_WHAT TO DO_. Please copy every line of the records below that holds the word "this".

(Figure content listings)
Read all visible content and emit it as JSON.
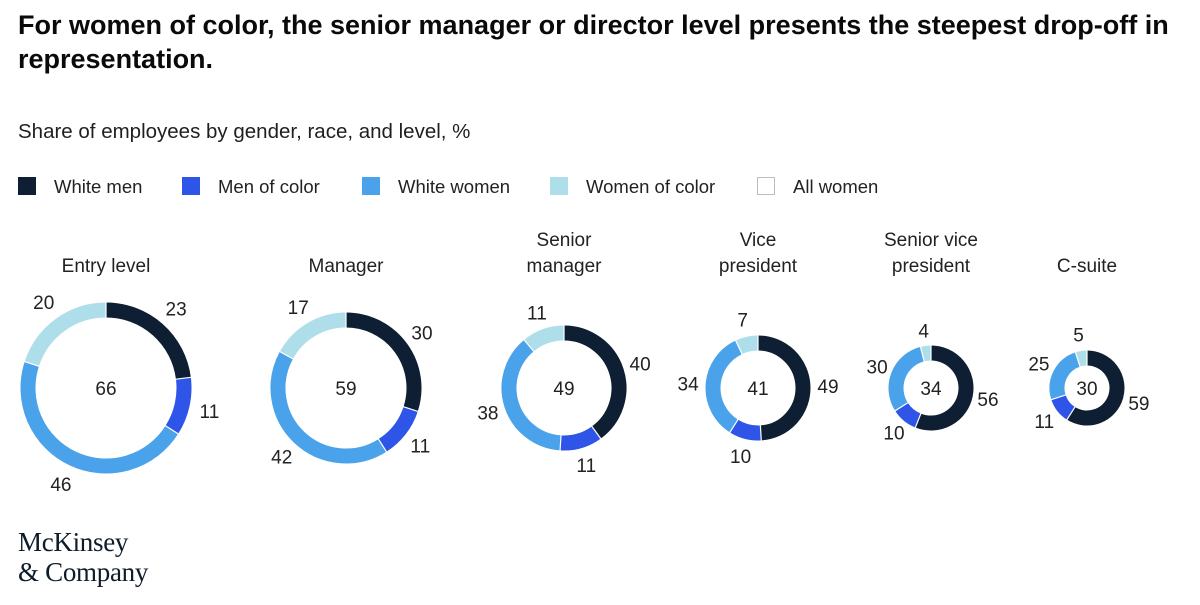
{
  "title": "For women of color, the senior manager or director level presents the steepest drop-off in representation.",
  "subtitle": "Share of employees by gender, race, and level, %",
  "colors": {
    "white_men": "#0f1f33",
    "men_of_color": "#2e55e8",
    "white_women": "#4aa3ea",
    "women_of_color": "#afdeeb",
    "all_women_border": "#bdbdbd"
  },
  "legend": [
    {
      "label": "White men",
      "color": "#0f1f33"
    },
    {
      "label": "Men of color",
      "color": "#2e55e8"
    },
    {
      "label": "White women",
      "color": "#4aa3ea"
    },
    {
      "label": "Women of color",
      "color": "#afdeeb"
    },
    {
      "label": "All women",
      "color": "#ffffff"
    }
  ],
  "chart_data": {
    "type": "donut",
    "series_order": [
      "White men",
      "Men of color",
      "White women",
      "Women of color"
    ],
    "center_label_series": "All women",
    "levels": [
      {
        "label": [
          "Entry level"
        ],
        "white_men": 23,
        "men_of_color": 11,
        "white_women": 46,
        "women_of_color": 20,
        "all_women": 66
      },
      {
        "label": [
          "Manager"
        ],
        "white_men": 30,
        "men_of_color": 11,
        "white_women": 42,
        "women_of_color": 17,
        "all_women": 59
      },
      {
        "label": [
          "Senior",
          "manager"
        ],
        "white_men": 40,
        "men_of_color": 11,
        "white_women": 38,
        "women_of_color": 11,
        "all_women": 49
      },
      {
        "label": [
          "Vice",
          "president"
        ],
        "white_men": 49,
        "men_of_color": 10,
        "white_women": 34,
        "women_of_color": 7,
        "all_women": 41
      },
      {
        "label": [
          "Senior vice",
          "president"
        ],
        "white_men": 56,
        "men_of_color": 10,
        "white_women": 30,
        "women_of_color": 4,
        "all_women": 34
      },
      {
        "label": [
          "C-suite"
        ],
        "white_men": 59,
        "men_of_color": 11,
        "white_women": 25,
        "women_of_color": 5,
        "all_women": 30
      }
    ]
  },
  "logo": {
    "line1": "McKinsey",
    "line2": "& Company"
  }
}
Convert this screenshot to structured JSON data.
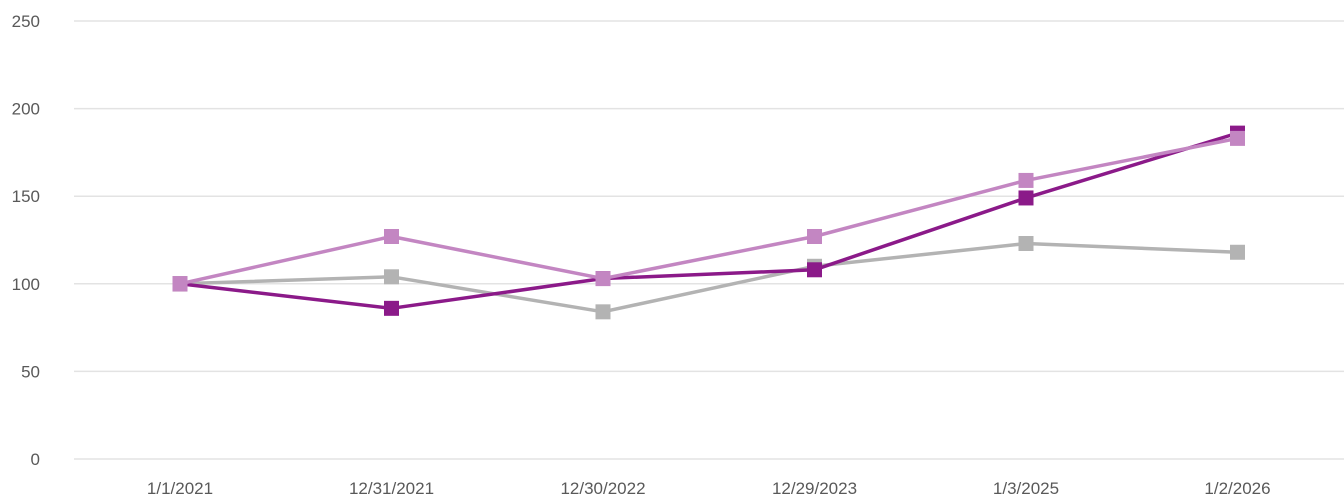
{
  "chart_data": {
    "type": "line",
    "title": "",
    "xlabel": "",
    "ylabel": "",
    "categories": [
      "1/1/2021",
      "12/31/2021",
      "12/30/2022",
      "12/29/2023",
      "1/3/2025",
      "1/2/2026"
    ],
    "ylim": [
      0,
      250
    ],
    "yticks": [
      "0",
      "50",
      "100",
      "150",
      "200",
      "250"
    ],
    "grid": true,
    "legend": "none",
    "marker": "square",
    "series": [
      {
        "color": "#8B1A89",
        "values": [
          100,
          86,
          103,
          108,
          149,
          186
        ]
      },
      {
        "color": "#C386C2",
        "values": [
          100,
          127,
          103,
          127,
          159,
          183
        ]
      },
      {
        "color": "#B3B3B3",
        "values": [
          100,
          104,
          84,
          110,
          123,
          118
        ]
      }
    ]
  }
}
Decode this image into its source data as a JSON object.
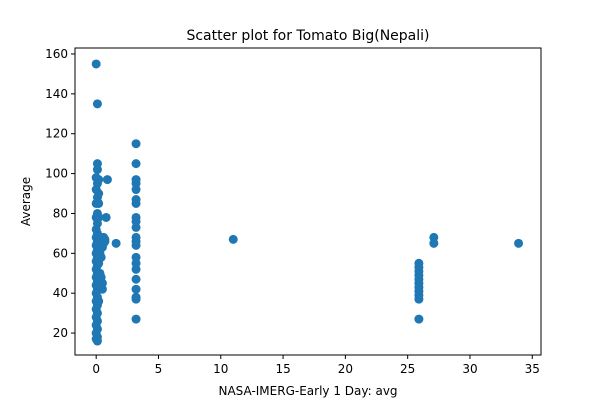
{
  "chart_data": {
    "type": "scatter",
    "title": "Scatter plot for Tomato Big(Nepali)",
    "xlabel": "NASA-IMERG-Early 1 Day: avg",
    "ylabel": "Average",
    "xlim": [
      -1.7,
      35.7
    ],
    "ylim": [
      9,
      163
    ],
    "xticks": [
      0,
      5,
      10,
      15,
      20,
      25,
      30,
      35
    ],
    "yticks": [
      20,
      40,
      60,
      80,
      100,
      120,
      140,
      160
    ],
    "grid": false,
    "marker_color": "#1f77b4",
    "points": [
      [
        0.0,
        155
      ],
      [
        0.1,
        135
      ],
      [
        0.1,
        105
      ],
      [
        0.1,
        102
      ],
      [
        0.0,
        98
      ],
      [
        0.1,
        95
      ],
      [
        0.0,
        92
      ],
      [
        0.1,
        88
      ],
      [
        0.0,
        85
      ],
      [
        0.1,
        80
      ],
      [
        0.0,
        78
      ],
      [
        0.1,
        75
      ],
      [
        0.0,
        72
      ],
      [
        0.1,
        70
      ],
      [
        0.0,
        68
      ],
      [
        0.1,
        66
      ],
      [
        0.0,
        64
      ],
      [
        0.1,
        62
      ],
      [
        0.0,
        60
      ],
      [
        0.1,
        58
      ],
      [
        0.0,
        56
      ],
      [
        0.1,
        54
      ],
      [
        0.0,
        52
      ],
      [
        0.1,
        50
      ],
      [
        0.0,
        48
      ],
      [
        0.1,
        46
      ],
      [
        0.0,
        44
      ],
      [
        0.1,
        42
      ],
      [
        0.0,
        40
      ],
      [
        0.1,
        38
      ],
      [
        0.0,
        36
      ],
      [
        0.1,
        34
      ],
      [
        0.0,
        32
      ],
      [
        0.1,
        30
      ],
      [
        0.0,
        28
      ],
      [
        0.1,
        26
      ],
      [
        0.0,
        24
      ],
      [
        0.1,
        22
      ],
      [
        0.0,
        20
      ],
      [
        0.1,
        18
      ],
      [
        0.0,
        17
      ],
      [
        0.1,
        16
      ],
      [
        0.2,
        97
      ],
      [
        0.2,
        90
      ],
      [
        0.2,
        85
      ],
      [
        0.2,
        78
      ],
      [
        0.3,
        68
      ],
      [
        0.3,
        65
      ],
      [
        0.2,
        62
      ],
      [
        0.3,
        58
      ],
      [
        0.2,
        55
      ],
      [
        0.3,
        50
      ],
      [
        0.2,
        46
      ],
      [
        0.3,
        44
      ],
      [
        0.4,
        68
      ],
      [
        0.4,
        66
      ],
      [
        0.5,
        67
      ],
      [
        0.5,
        63
      ],
      [
        0.4,
        58
      ],
      [
        0.4,
        48
      ],
      [
        0.5,
        45
      ],
      [
        0.5,
        42
      ],
      [
        0.6,
        68
      ],
      [
        0.7,
        67
      ],
      [
        0.7,
        66
      ],
      [
        0.8,
        78
      ],
      [
        0.9,
        97
      ],
      [
        1.6,
        65
      ],
      [
        0.6,
        65
      ],
      [
        0.3,
        60
      ],
      [
        0.4,
        43
      ],
      [
        0.2,
        36
      ],
      [
        3.2,
        115
      ],
      [
        3.2,
        105
      ],
      [
        3.2,
        97
      ],
      [
        3.2,
        95
      ],
      [
        3.2,
        92
      ],
      [
        3.2,
        87
      ],
      [
        3.2,
        85
      ],
      [
        3.2,
        78
      ],
      [
        3.2,
        76
      ],
      [
        3.2,
        73
      ],
      [
        3.2,
        68
      ],
      [
        3.2,
        66
      ],
      [
        3.2,
        64
      ],
      [
        3.2,
        58
      ],
      [
        3.2,
        55
      ],
      [
        3.2,
        52
      ],
      [
        3.2,
        47
      ],
      [
        3.2,
        42
      ],
      [
        3.2,
        38
      ],
      [
        3.2,
        37
      ],
      [
        3.2,
        27
      ],
      [
        11.0,
        67
      ],
      [
        25.9,
        55
      ],
      [
        25.9,
        53
      ],
      [
        25.9,
        51
      ],
      [
        25.9,
        49
      ],
      [
        25.9,
        47
      ],
      [
        25.9,
        45
      ],
      [
        25.9,
        43
      ],
      [
        25.9,
        41
      ],
      [
        25.9,
        39
      ],
      [
        25.9,
        37
      ],
      [
        25.9,
        27
      ],
      [
        27.1,
        68
      ],
      [
        27.1,
        65
      ],
      [
        33.9,
        65
      ]
    ]
  }
}
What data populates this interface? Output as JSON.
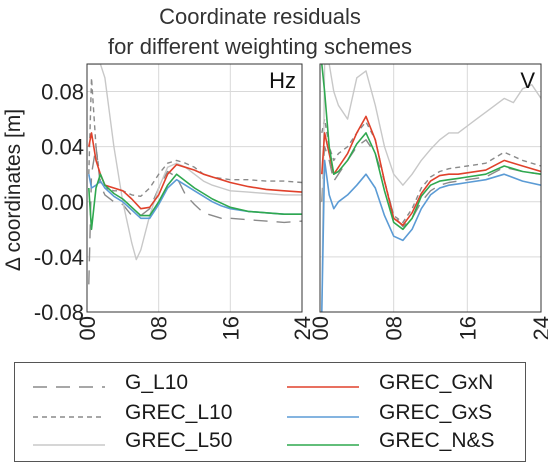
{
  "title_line1": "Coordinate residuals",
  "title_line2": "for different weighting schemes",
  "ylabel": "Δ coordinates [m]",
  "colors": {
    "G_L10": "#8a8a8a",
    "GREC_L10": "#8a8a8a",
    "GREC_L50": "#c8c8c8",
    "GREC_GxN": "#e0412b",
    "GREC_GxS": "#5b9bd5",
    "GREC_N&S": "#2fa84f",
    "grid": "#d9d9d9"
  },
  "legend": {
    "items": [
      {
        "key": "G_L10",
        "label": "G_L10",
        "style": "longdash"
      },
      {
        "key": "GREC_L10",
        "label": "GREC_L10",
        "style": "shortdash"
      },
      {
        "key": "GREC_L50",
        "label": "GREC_L50",
        "style": "solid"
      },
      {
        "key": "GREC_GxN",
        "label": "GREC_GxN",
        "style": "solid"
      },
      {
        "key": "GREC_GxS",
        "label": "GREC_GxS",
        "style": "solid"
      },
      {
        "key": "GREC_N&S",
        "label": "GREC_N&S",
        "style": "solid"
      }
    ]
  },
  "chart_data": [
    {
      "type": "line",
      "panel_label": "Hz",
      "x_ticks": [
        "00",
        "08",
        "16",
        "24"
      ],
      "y_ticks": [
        "-0.08",
        "-0.04",
        "0.00",
        "0.04",
        "0.08"
      ],
      "xlim": [
        0,
        24
      ],
      "ylim": [
        -0.08,
        0.1
      ],
      "grid": true,
      "series": [
        {
          "name": "G_L10",
          "x": [
            0.2,
            0.5,
            1,
            1.5,
            2,
            3,
            4,
            5,
            6,
            7,
            8,
            9,
            10,
            11,
            12,
            13,
            14,
            15,
            16,
            18,
            20,
            22,
            24
          ],
          "y": [
            -0.06,
            0.02,
            0.04,
            0.012,
            0.005,
            0.0,
            -0.002,
            -0.01,
            -0.01,
            -0.005,
            0.01,
            0.022,
            0.018,
            0.005,
            -0.002,
            -0.008,
            -0.01,
            -0.012,
            -0.012,
            -0.013,
            -0.014,
            -0.015,
            -0.014
          ]
        },
        {
          "name": "GREC_L10",
          "x": [
            0.2,
            0.5,
            1,
            1.5,
            2,
            3,
            4,
            5,
            6,
            7,
            8,
            9,
            10,
            11,
            12,
            13,
            14,
            15,
            16,
            18,
            20,
            22,
            24
          ],
          "y": [
            0.02,
            0.09,
            0.04,
            0.015,
            0.01,
            0.008,
            0.008,
            0.005,
            0.004,
            0.01,
            0.02,
            0.028,
            0.03,
            0.028,
            0.025,
            0.02,
            0.018,
            0.017,
            0.016,
            0.016,
            0.015,
            0.015,
            0.014
          ]
        },
        {
          "name": "GREC_L50",
          "x": [
            0.2,
            0.5,
            1,
            1.5,
            2,
            3,
            4,
            5,
            5.5,
            6,
            7,
            8,
            9,
            10,
            11,
            12,
            13,
            14,
            15,
            16,
            18,
            20,
            22,
            24
          ],
          "y": [
            0.1,
            0.1,
            0.1,
            0.1,
            0.09,
            0.04,
            0.0,
            -0.03,
            -0.042,
            -0.035,
            -0.01,
            0.01,
            0.025,
            0.028,
            0.025,
            0.02,
            0.015,
            0.012,
            0.01,
            0.008,
            0.007,
            0.006,
            0.005,
            0.005
          ]
        },
        {
          "name": "GREC_GxN",
          "x": [
            0.2,
            0.5,
            1,
            1.5,
            2,
            3,
            4,
            5,
            6,
            7,
            8,
            9,
            10,
            11,
            12,
            13,
            14,
            15,
            16,
            18,
            20,
            22,
            24
          ],
          "y": [
            0.04,
            0.05,
            0.03,
            0.02,
            0.012,
            0.01,
            0.008,
            0.002,
            -0.005,
            -0.004,
            0.005,
            0.02,
            0.027,
            0.025,
            0.023,
            0.02,
            0.018,
            0.016,
            0.014,
            0.011,
            0.009,
            0.008,
            0.007
          ]
        },
        {
          "name": "GREC_GxS",
          "x": [
            0.2,
            0.5,
            1,
            1.5,
            2,
            3,
            4,
            5,
            6,
            7,
            8,
            9,
            10,
            11,
            12,
            13,
            14,
            15,
            16,
            18,
            20,
            22,
            24
          ],
          "y": [
            0.02,
            0.01,
            0.012,
            0.015,
            0.01,
            0.004,
            0.0,
            -0.006,
            -0.012,
            -0.012,
            -0.002,
            0.01,
            0.016,
            0.012,
            0.008,
            0.004,
            0.0,
            -0.003,
            -0.005,
            -0.007,
            -0.008,
            -0.009,
            -0.009
          ]
        },
        {
          "name": "GREC_N&S",
          "x": [
            0.2,
            0.5,
            1,
            1.5,
            2,
            3,
            4,
            5,
            6,
            7,
            8,
            9,
            10,
            11,
            12,
            13,
            14,
            15,
            16,
            18,
            20,
            22,
            24
          ],
          "y": [
            0.01,
            -0.02,
            0.01,
            0.02,
            0.012,
            0.006,
            0.002,
            -0.004,
            -0.01,
            -0.01,
            0.0,
            0.012,
            0.02,
            0.015,
            0.01,
            0.006,
            0.002,
            -0.001,
            -0.004,
            -0.007,
            -0.008,
            -0.009,
            -0.009
          ]
        }
      ]
    },
    {
      "type": "line",
      "panel_label": "V",
      "x_ticks": [
        "00",
        "08",
        "16",
        "24"
      ],
      "xlim": [
        0,
        24
      ],
      "ylim": [
        -0.08,
        0.1
      ],
      "grid": true,
      "series": [
        {
          "name": "G_L10",
          "x": [
            0.2,
            0.5,
            1,
            1.5,
            2,
            3,
            4,
            5,
            6,
            7,
            8,
            9,
            10,
            11,
            12,
            13,
            14,
            15,
            16,
            18,
            20,
            22,
            24
          ],
          "y": [
            0.0,
            0.04,
            0.03,
            0.015,
            0.02,
            0.03,
            0.04,
            0.045,
            0.035,
            0.015,
            -0.01,
            -0.018,
            -0.012,
            0.0,
            0.008,
            0.012,
            0.014,
            0.015,
            0.016,
            0.018,
            0.025,
            0.022,
            0.02
          ]
        },
        {
          "name": "GREC_L10",
          "x": [
            0.2,
            0.5,
            1,
            1.5,
            2,
            3,
            4,
            5,
            6,
            7,
            8,
            9,
            10,
            11,
            12,
            13,
            14,
            15,
            16,
            18,
            20,
            22,
            24
          ],
          "y": [
            0.05,
            0.06,
            0.04,
            0.03,
            0.035,
            0.04,
            0.05,
            0.058,
            0.045,
            0.015,
            -0.01,
            -0.015,
            -0.005,
            0.01,
            0.018,
            0.022,
            0.024,
            0.025,
            0.026,
            0.028,
            0.036,
            0.03,
            0.026
          ]
        },
        {
          "name": "GREC_L50",
          "x": [
            0.2,
            0.5,
            1,
            1.5,
            2,
            3,
            4,
            5,
            6,
            7,
            8,
            9,
            10,
            11,
            12,
            13,
            14,
            15,
            16,
            17,
            18,
            19,
            20,
            21,
            22,
            23,
            24
          ],
          "y": [
            -0.08,
            0.1,
            0.1,
            0.08,
            0.07,
            0.06,
            0.09,
            0.095,
            0.07,
            0.04,
            0.02,
            0.012,
            0.02,
            0.03,
            0.038,
            0.045,
            0.05,
            0.05,
            0.055,
            0.06,
            0.065,
            0.07,
            0.075,
            0.072,
            0.082,
            0.085,
            0.075
          ]
        },
        {
          "name": "GREC_GxN",
          "x": [
            0.2,
            0.5,
            1,
            1.5,
            2,
            3,
            4,
            5,
            6,
            7,
            8,
            9,
            10,
            11,
            12,
            13,
            14,
            15,
            16,
            18,
            20,
            22,
            24
          ],
          "y": [
            0.02,
            0.05,
            0.035,
            0.02,
            0.025,
            0.035,
            0.05,
            0.062,
            0.045,
            0.015,
            -0.012,
            -0.017,
            -0.008,
            0.006,
            0.015,
            0.019,
            0.02,
            0.02,
            0.021,
            0.023,
            0.03,
            0.026,
            0.022
          ]
        },
        {
          "name": "GREC_GxS",
          "x": [
            0.2,
            0.5,
            1,
            1.5,
            2,
            3,
            4,
            5,
            6,
            7,
            8,
            9,
            10,
            11,
            12,
            13,
            14,
            15,
            16,
            18,
            20,
            22,
            24
          ],
          "y": [
            -0.08,
            0.03,
            0.005,
            -0.005,
            0.0,
            0.005,
            0.012,
            0.02,
            0.01,
            -0.01,
            -0.025,
            -0.028,
            -0.02,
            -0.005,
            0.005,
            0.01,
            0.012,
            0.013,
            0.014,
            0.016,
            0.02,
            0.015,
            0.012
          ]
        },
        {
          "name": "GREC_N&S",
          "x": [
            0.2,
            0.5,
            1,
            1.5,
            2,
            3,
            4,
            5,
            6,
            7,
            8,
            9,
            10,
            11,
            12,
            13,
            14,
            15,
            16,
            18,
            20,
            22,
            24
          ],
          "y": [
            0.1,
            0.08,
            0.04,
            0.02,
            0.022,
            0.03,
            0.042,
            0.05,
            0.035,
            0.008,
            -0.015,
            -0.02,
            -0.012,
            0.004,
            0.012,
            0.015,
            0.016,
            0.017,
            0.018,
            0.02,
            0.026,
            0.022,
            0.02
          ]
        }
      ]
    }
  ]
}
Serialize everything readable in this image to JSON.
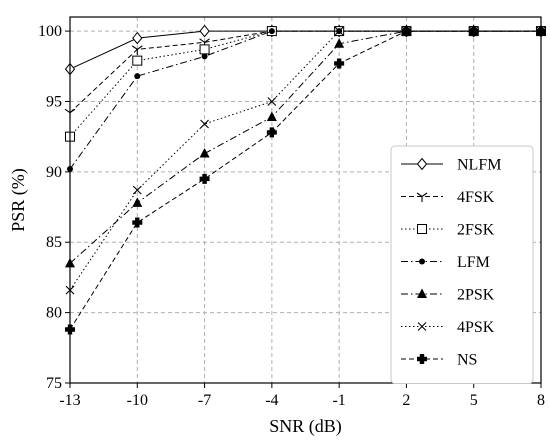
{
  "chart_data": {
    "type": "line",
    "x": [
      -13,
      -10,
      -7,
      -4,
      -1,
      2,
      5,
      8
    ],
    "xticks": [
      "-13",
      "-10",
      "-7",
      "-4",
      "-1",
      "2",
      "5",
      "8"
    ],
    "yticks": [
      "75",
      "80",
      "85",
      "90",
      "95",
      "100"
    ],
    "xlabel": "SNR (dB)",
    "ylabel": "PSR (%)",
    "ylim": [
      75,
      101
    ],
    "grid": true,
    "legend_position": "lower-right",
    "series": [
      {
        "name": "NLFM",
        "marker": "diamond-open",
        "dash": "solid",
        "values": [
          97.3,
          99.5,
          100,
          100,
          100,
          100,
          100,
          100
        ]
      },
      {
        "name": "4FSK",
        "marker": "tri-down",
        "dash": "dashed",
        "values": [
          94.2,
          98.7,
          99.2,
          100,
          100,
          100,
          100,
          100
        ]
      },
      {
        "name": "2FSK",
        "marker": "square-open",
        "dash": "dotted",
        "values": [
          92.5,
          97.9,
          98.7,
          100,
          100,
          100,
          100,
          100
        ]
      },
      {
        "name": "LFM",
        "marker": "circle-filled",
        "dash": "dashdot",
        "values": [
          90.2,
          96.8,
          98.2,
          100,
          100,
          100,
          100,
          100
        ]
      },
      {
        "name": "2PSK",
        "marker": "triangle-filled",
        "dash": "dashdot",
        "values": [
          83.5,
          87.8,
          91.3,
          93.9,
          99.1,
          100,
          100,
          100
        ]
      },
      {
        "name": "4PSK",
        "marker": "x",
        "dash": "dotted",
        "values": [
          81.6,
          88.7,
          93.4,
          95.0,
          100,
          100,
          100,
          100
        ]
      },
      {
        "name": "NS",
        "marker": "plus-filled",
        "dash": "dashed",
        "values": [
          78.8,
          86.4,
          89.5,
          92.8,
          97.7,
          100,
          100,
          100
        ]
      }
    ]
  }
}
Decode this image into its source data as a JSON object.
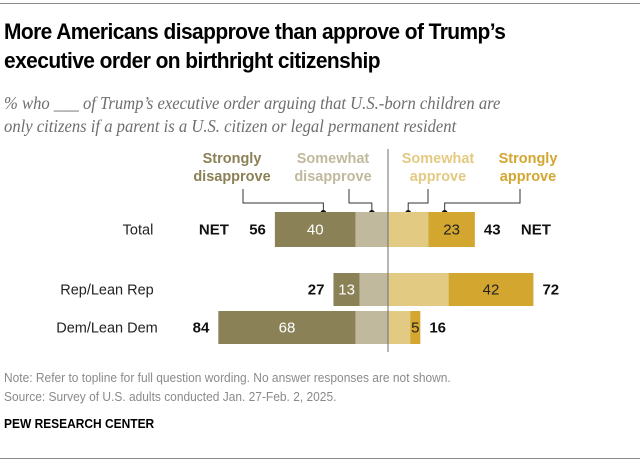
{
  "header": {
    "title": "More Americans disapprove than approve of Trump’s executive order on birthright citizenship",
    "title_lines": [
      "More Americans disapprove than approve of Trump’s",
      "executive order on birthright citizenship"
    ],
    "subtitle_lines": [
      "% who ___ of Trump’s executive order arguing that U.S.-born children are",
      "only citizens if a parent is a U.S. citizen or legal permanent resident"
    ]
  },
  "footer": {
    "note": "Note: Refer to topline for full question wording. No answer responses are not shown.",
    "source": "Source: Survey of U.S. adults conducted Jan. 27-Feb. 2, 2025.",
    "brand": "PEW RESEARCH CENTER"
  },
  "chart_data": {
    "type": "bar",
    "orientation": "horizontal-diverging",
    "title": "More Americans disapprove than approve of Trump’s executive order on birthright citizenship",
    "subtitle": "% who ___ of Trump’s executive order arguing that U.S.-born children are only citizens if a parent is a U.S. citizen or legal permanent resident",
    "categories": [
      "Total",
      "Rep/Lean Rep",
      "Dem/Lean Dem"
    ],
    "series": [
      {
        "name": "Strongly disapprove",
        "side": "left",
        "color": "#8b8157",
        "label_color": "#ffffff",
        "show_labels": true,
        "values": [
          40,
          13,
          68
        ]
      },
      {
        "name": "Somewhat disapprove",
        "side": "left",
        "color": "#c1b99d",
        "show_labels": false,
        "values": [
          16,
          14,
          16
        ]
      },
      {
        "name": "Somewhat approve",
        "side": "right",
        "color": "#e3ca82",
        "show_labels": false,
        "values": [
          20,
          30,
          11
        ]
      },
      {
        "name": "Strongly approve",
        "side": "right",
        "color": "#d2a62f",
        "label_color": "#222222",
        "show_labels": true,
        "values": [
          23,
          42,
          5
        ]
      }
    ],
    "net_disapprove": [
      56,
      27,
      84
    ],
    "net_approve": [
      43,
      72,
      16
    ],
    "net_label": "NET",
    "legend": [
      {
        "line1": "Strongly",
        "line2": "disapprove",
        "color": "#8b8157"
      },
      {
        "line1": "Somewhat",
        "line2": "disapprove",
        "color": "#c1b99d"
      },
      {
        "line1": "Somewhat",
        "line2": "approve",
        "color": "#e3ca82"
      },
      {
        "line1": "Strongly",
        "line2": "approve",
        "color": "#d2a62f"
      }
    ],
    "legend_placement": "top",
    "xlabel": "",
    "ylabel": "",
    "grid": false
  }
}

_EXERCISE RESULT_.
Convert this screenshot to structured JSON data.
Decode this image into its source data as a JSON object.
What data populates this interface? Output as JSON.
Serialize everything readable in this image to JSON.
Decode this image into its source data as a JSON object.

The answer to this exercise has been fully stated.